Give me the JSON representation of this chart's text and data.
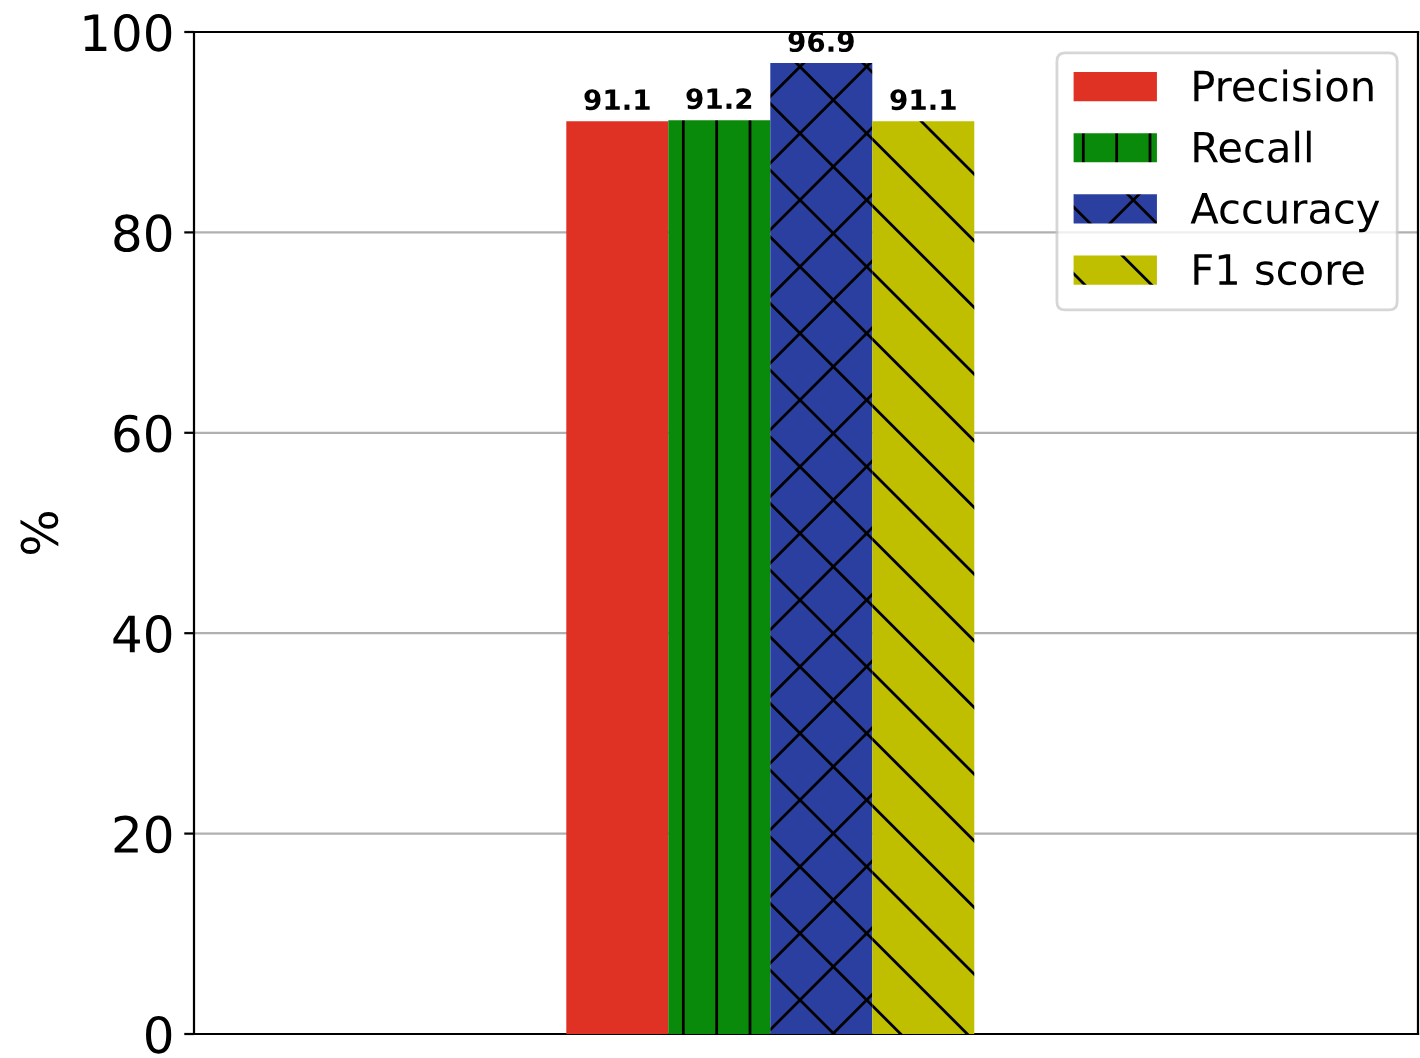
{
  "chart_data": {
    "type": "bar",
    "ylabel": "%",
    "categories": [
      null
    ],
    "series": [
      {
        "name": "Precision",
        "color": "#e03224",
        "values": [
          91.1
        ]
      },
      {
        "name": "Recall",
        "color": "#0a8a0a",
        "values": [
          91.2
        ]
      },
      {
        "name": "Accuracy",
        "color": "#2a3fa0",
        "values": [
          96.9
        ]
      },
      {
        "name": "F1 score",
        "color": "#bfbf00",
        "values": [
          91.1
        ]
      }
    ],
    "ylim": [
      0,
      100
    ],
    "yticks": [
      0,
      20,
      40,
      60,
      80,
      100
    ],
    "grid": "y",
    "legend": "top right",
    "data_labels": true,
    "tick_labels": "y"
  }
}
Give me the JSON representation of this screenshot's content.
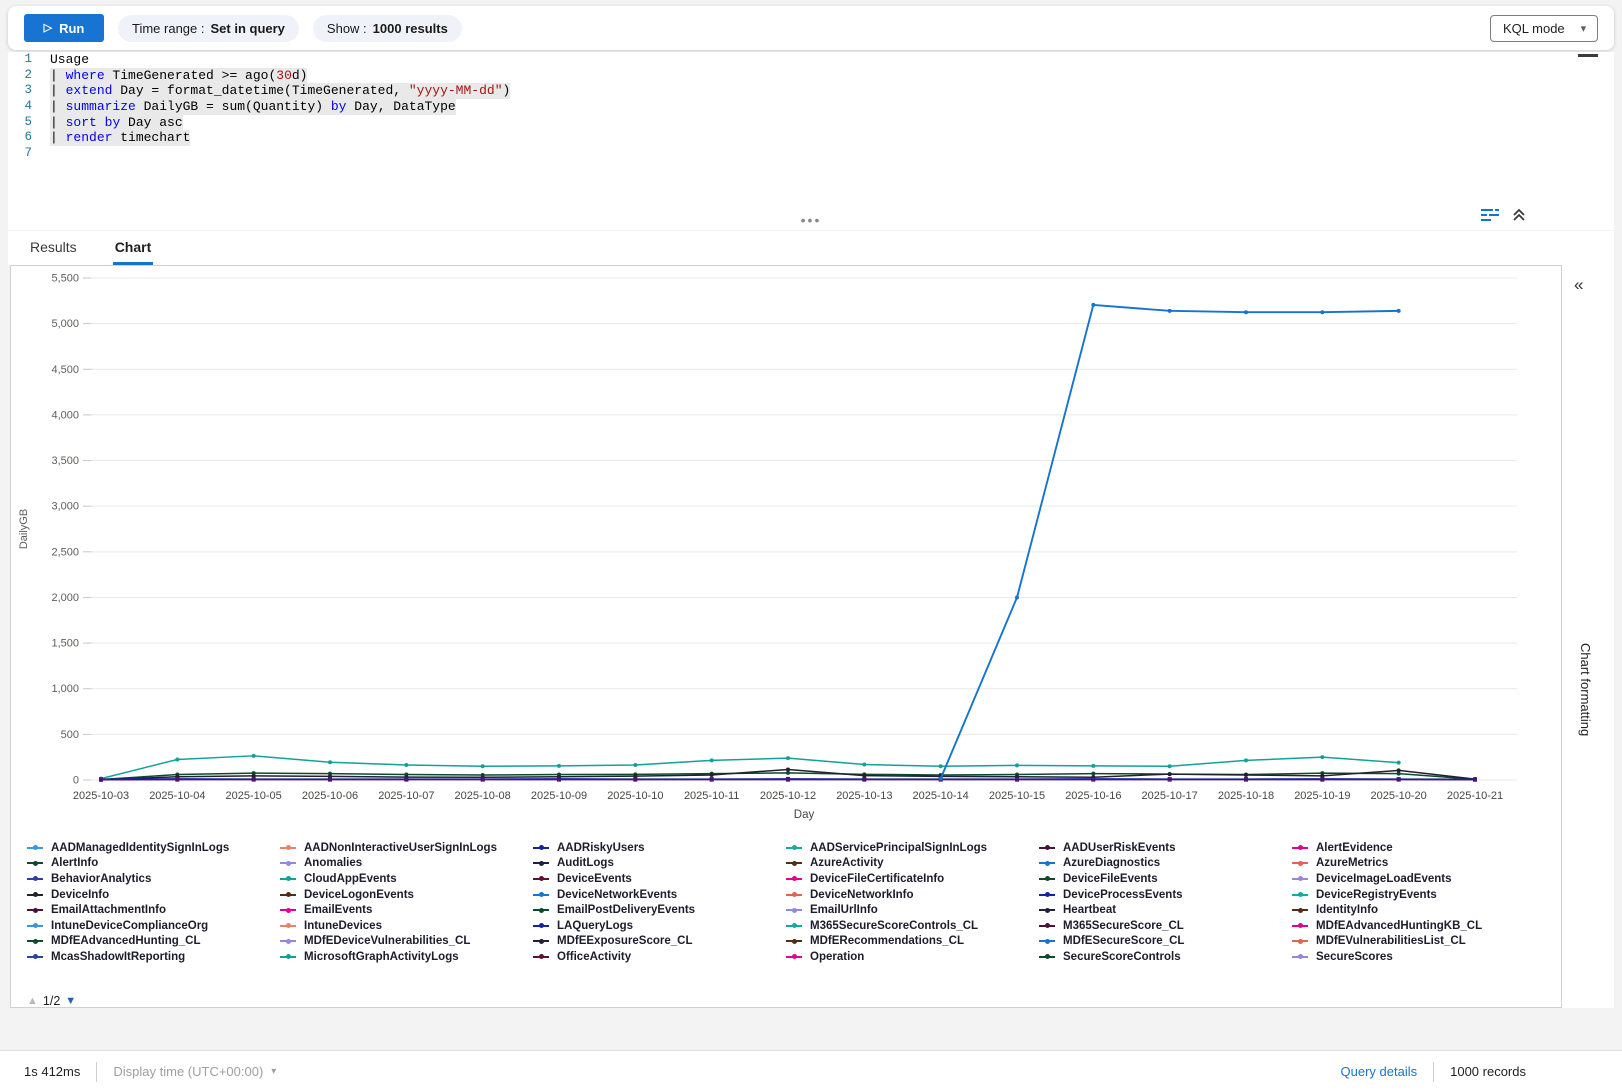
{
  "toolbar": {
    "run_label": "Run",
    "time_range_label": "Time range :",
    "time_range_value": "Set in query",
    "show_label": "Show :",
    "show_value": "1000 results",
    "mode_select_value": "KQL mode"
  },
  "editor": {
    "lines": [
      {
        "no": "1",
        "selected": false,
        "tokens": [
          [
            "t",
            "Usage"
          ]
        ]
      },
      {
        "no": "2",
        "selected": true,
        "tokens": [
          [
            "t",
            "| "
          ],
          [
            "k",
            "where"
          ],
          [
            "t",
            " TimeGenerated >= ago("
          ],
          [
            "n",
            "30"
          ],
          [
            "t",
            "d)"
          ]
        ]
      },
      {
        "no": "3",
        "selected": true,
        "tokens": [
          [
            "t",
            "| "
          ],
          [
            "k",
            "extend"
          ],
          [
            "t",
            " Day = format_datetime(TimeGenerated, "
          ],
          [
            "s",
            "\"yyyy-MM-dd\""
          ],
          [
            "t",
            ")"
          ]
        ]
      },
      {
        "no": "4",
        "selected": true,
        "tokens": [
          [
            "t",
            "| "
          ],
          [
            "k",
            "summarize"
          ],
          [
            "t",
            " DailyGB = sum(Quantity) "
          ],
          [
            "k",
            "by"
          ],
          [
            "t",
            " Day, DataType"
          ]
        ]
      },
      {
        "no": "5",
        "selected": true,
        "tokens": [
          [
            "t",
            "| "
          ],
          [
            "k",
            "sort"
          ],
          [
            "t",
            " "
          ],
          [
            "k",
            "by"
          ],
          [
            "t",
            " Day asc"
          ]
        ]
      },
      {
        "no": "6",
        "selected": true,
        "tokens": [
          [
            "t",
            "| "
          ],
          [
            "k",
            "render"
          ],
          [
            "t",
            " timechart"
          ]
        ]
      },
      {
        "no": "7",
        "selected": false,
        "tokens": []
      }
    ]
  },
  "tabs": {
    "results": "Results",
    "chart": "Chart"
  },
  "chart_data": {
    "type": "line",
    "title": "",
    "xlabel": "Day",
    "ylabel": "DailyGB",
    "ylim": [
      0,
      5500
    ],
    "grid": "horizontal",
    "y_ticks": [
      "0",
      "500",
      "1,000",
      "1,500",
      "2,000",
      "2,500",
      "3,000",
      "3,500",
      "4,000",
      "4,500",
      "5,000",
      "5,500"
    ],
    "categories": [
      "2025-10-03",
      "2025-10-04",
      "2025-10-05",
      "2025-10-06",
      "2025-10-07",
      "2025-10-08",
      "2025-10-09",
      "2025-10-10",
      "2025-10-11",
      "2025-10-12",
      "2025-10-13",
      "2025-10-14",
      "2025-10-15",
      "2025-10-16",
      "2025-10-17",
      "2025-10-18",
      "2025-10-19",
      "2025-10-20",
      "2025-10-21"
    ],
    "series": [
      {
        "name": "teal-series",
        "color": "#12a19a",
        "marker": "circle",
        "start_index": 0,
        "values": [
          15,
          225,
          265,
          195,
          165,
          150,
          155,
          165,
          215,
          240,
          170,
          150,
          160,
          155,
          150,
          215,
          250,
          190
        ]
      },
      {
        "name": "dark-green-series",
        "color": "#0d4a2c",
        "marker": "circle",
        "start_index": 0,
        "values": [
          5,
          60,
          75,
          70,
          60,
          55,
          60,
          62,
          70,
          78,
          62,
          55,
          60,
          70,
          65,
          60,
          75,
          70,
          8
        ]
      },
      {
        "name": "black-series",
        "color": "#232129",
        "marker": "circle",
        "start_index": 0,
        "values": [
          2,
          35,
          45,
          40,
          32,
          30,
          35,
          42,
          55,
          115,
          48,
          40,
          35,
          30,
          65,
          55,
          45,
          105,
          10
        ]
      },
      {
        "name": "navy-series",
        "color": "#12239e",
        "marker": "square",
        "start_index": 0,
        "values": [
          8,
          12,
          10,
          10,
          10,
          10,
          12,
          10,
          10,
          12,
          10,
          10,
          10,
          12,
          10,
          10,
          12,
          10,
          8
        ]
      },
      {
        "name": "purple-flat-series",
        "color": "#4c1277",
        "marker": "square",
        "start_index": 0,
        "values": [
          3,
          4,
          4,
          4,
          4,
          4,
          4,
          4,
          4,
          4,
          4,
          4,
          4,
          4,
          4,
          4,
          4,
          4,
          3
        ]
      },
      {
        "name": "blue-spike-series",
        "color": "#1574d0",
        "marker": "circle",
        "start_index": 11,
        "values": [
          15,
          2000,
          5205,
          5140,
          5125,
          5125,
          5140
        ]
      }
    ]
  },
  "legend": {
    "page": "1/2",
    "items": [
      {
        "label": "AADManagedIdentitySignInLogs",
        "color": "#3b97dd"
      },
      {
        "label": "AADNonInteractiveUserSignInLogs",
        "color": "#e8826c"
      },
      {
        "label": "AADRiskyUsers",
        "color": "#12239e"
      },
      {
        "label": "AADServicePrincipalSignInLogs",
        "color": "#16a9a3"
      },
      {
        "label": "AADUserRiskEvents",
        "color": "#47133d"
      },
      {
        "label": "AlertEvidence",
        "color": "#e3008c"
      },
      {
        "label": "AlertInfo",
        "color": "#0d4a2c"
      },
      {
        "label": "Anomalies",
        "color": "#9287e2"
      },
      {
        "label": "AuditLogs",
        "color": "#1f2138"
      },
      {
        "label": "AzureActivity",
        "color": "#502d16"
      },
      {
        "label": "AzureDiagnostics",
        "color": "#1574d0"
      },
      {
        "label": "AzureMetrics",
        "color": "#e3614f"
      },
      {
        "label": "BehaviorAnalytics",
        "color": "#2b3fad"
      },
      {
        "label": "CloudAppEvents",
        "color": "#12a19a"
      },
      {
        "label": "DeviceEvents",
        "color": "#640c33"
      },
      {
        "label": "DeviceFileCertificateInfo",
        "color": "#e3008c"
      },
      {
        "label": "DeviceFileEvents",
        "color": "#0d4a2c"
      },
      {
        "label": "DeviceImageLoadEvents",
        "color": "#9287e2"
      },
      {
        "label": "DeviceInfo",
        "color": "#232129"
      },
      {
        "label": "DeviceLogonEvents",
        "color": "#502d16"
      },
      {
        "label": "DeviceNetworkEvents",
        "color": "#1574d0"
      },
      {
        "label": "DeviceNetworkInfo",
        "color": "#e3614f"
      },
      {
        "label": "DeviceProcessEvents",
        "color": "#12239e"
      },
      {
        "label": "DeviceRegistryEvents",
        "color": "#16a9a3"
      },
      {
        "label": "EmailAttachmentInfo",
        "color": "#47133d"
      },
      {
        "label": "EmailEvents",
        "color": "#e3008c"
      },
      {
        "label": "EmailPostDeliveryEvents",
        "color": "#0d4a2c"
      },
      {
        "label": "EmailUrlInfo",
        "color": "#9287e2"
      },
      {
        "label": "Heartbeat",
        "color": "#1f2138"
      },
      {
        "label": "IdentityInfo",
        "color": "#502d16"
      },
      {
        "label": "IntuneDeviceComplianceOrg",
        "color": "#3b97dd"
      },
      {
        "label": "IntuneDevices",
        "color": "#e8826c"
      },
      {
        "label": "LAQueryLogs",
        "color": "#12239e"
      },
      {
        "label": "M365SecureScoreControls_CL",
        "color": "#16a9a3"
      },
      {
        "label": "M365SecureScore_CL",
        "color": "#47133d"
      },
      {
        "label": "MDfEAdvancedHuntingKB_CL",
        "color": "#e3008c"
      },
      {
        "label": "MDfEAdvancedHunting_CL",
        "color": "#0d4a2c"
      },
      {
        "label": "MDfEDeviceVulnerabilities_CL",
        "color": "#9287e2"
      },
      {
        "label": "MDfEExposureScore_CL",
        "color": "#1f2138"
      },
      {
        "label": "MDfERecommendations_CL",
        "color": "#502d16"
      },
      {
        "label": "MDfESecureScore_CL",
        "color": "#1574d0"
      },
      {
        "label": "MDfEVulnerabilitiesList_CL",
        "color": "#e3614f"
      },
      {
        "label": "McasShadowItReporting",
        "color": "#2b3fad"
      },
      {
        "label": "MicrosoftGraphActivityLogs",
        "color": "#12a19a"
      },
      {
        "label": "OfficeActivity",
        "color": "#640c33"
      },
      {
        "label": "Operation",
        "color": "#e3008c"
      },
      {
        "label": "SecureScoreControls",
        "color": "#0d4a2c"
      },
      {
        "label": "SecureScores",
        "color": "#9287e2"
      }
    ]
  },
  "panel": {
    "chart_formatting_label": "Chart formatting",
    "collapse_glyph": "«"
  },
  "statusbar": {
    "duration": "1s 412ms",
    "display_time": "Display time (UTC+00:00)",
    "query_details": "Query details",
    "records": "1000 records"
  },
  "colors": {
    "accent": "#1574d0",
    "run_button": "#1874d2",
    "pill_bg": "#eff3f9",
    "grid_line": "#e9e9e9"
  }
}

---

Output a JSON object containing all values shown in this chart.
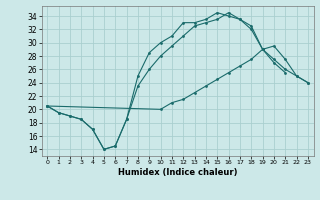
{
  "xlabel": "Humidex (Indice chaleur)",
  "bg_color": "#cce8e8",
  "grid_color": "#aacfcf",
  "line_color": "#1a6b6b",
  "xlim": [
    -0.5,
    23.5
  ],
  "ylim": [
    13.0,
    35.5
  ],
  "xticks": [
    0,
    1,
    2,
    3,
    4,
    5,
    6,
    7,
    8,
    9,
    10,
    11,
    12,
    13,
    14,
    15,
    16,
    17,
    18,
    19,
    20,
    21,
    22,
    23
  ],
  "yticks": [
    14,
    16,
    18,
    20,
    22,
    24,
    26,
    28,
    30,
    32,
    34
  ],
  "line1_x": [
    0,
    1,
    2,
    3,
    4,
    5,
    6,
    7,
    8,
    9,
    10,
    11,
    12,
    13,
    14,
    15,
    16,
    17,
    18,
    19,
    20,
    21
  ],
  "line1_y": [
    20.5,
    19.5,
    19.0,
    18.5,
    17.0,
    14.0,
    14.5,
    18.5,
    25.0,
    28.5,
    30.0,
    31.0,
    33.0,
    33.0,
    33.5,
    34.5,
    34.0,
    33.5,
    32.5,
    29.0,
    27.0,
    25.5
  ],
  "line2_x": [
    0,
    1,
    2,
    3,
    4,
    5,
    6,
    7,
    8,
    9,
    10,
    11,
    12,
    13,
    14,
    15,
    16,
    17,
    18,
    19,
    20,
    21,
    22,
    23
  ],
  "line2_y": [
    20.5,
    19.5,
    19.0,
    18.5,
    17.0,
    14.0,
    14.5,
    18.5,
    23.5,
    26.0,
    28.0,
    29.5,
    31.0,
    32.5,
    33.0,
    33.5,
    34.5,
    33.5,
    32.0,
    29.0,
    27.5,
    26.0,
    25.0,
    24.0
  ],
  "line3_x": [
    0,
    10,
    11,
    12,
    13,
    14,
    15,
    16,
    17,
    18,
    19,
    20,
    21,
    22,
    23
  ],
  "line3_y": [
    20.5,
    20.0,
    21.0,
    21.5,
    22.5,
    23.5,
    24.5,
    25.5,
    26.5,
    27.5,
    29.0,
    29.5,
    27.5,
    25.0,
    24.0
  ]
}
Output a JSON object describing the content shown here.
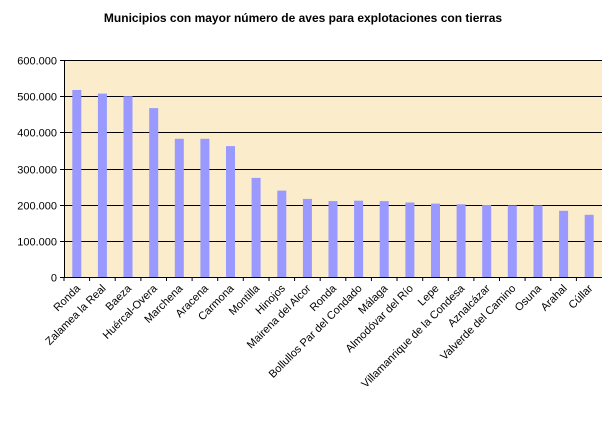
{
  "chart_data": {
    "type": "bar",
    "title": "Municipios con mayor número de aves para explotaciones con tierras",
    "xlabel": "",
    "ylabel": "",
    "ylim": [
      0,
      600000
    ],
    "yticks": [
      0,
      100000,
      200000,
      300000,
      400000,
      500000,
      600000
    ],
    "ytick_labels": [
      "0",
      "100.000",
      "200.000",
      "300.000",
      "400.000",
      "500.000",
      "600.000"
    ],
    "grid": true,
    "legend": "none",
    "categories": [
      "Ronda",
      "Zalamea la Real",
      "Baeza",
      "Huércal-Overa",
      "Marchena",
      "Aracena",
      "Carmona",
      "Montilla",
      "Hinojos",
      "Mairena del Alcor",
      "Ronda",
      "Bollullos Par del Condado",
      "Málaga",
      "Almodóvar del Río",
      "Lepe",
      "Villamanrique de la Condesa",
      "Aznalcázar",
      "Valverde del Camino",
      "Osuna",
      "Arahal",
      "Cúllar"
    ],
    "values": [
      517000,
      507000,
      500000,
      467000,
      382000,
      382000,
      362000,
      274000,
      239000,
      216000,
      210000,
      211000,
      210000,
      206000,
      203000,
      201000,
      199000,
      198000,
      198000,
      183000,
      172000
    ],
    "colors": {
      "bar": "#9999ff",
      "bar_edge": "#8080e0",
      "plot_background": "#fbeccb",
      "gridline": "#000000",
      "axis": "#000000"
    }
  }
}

— TASK PROMPT —
From the data above, copy each line that has the string "content".

— TASK OUTPUT —
Give me the JSON representation of this screenshot's content.
Output a JSON object describing the content shown here.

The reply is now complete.